(Your instructions): Show each line of the rows below that contains the string "bounding". Letter case counts in the match.

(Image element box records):
---+---

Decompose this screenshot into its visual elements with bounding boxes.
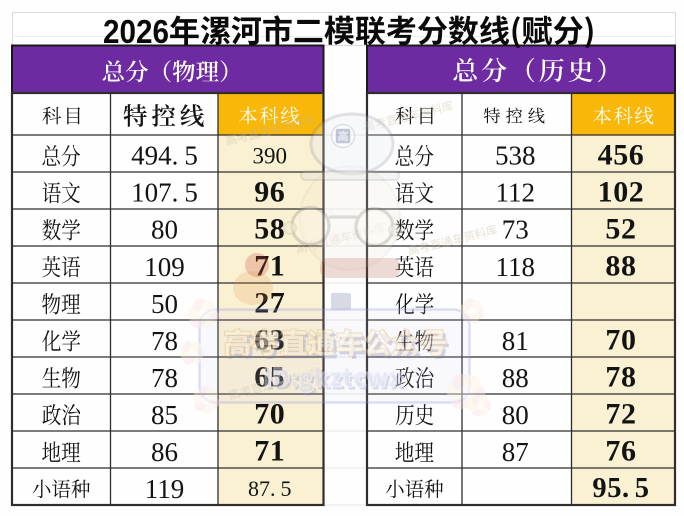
svg-text:112: 112 (496, 178, 536, 208)
svg-text:80: 80 (502, 400, 529, 430)
svg-text:109: 109 (144, 252, 185, 282)
svg-text:102: 102 (598, 175, 645, 208)
svg-text:88: 88 (502, 363, 529, 393)
svg-text:72: 72 (605, 397, 636, 430)
svg-text:456: 456 (598, 138, 645, 171)
svg-text:50: 50 (151, 289, 178, 319)
svg-text:78: 78 (605, 360, 636, 393)
svg-text:119: 119 (145, 474, 185, 504)
svg-text:87: 87 (502, 437, 529, 467)
svg-text:58: 58 (254, 212, 285, 245)
svg-text:81: 81 (502, 326, 529, 356)
svg-text:80: 80 (151, 215, 178, 245)
svg-text:86: 86 (151, 437, 178, 467)
svg-text:494.5: 494. 5 (131, 141, 198, 171)
svg-text:70: 70 (605, 323, 636, 356)
svg-text:88: 88 (605, 249, 636, 282)
svg-text:71: 71 (254, 434, 285, 467)
svg-text:27: 27 (254, 286, 285, 319)
svg-text:2026: 2026 (103, 13, 169, 50)
svg-text:70: 70 (254, 397, 285, 430)
svg-text:78: 78 (151, 326, 178, 356)
svg-text:52: 52 (605, 212, 636, 245)
svg-text:73: 73 (502, 215, 529, 245)
svg-text:538: 538 (495, 141, 536, 171)
svg-text:95.5: 95. 5 (592, 473, 649, 504)
svg-text:118: 118 (496, 252, 536, 282)
svg-text:71: 71 (254, 249, 285, 282)
svg-text:390: 390 (253, 143, 288, 168)
svg-text:78: 78 (151, 363, 178, 393)
svg-text:96: 96 (254, 175, 285, 208)
svg-text:87.5: 87. 5 (248, 476, 292, 501)
svg-text:85: 85 (151, 400, 178, 430)
svg-text:107.5: 107. 5 (131, 178, 198, 208)
svg-text:76: 76 (605, 434, 636, 467)
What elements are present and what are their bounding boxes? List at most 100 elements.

---+---

(Task response):
Decompose this screenshot into its visual elements with bounding boxes.
What elements are present and what are their bounding boxes? List at most 100 elements.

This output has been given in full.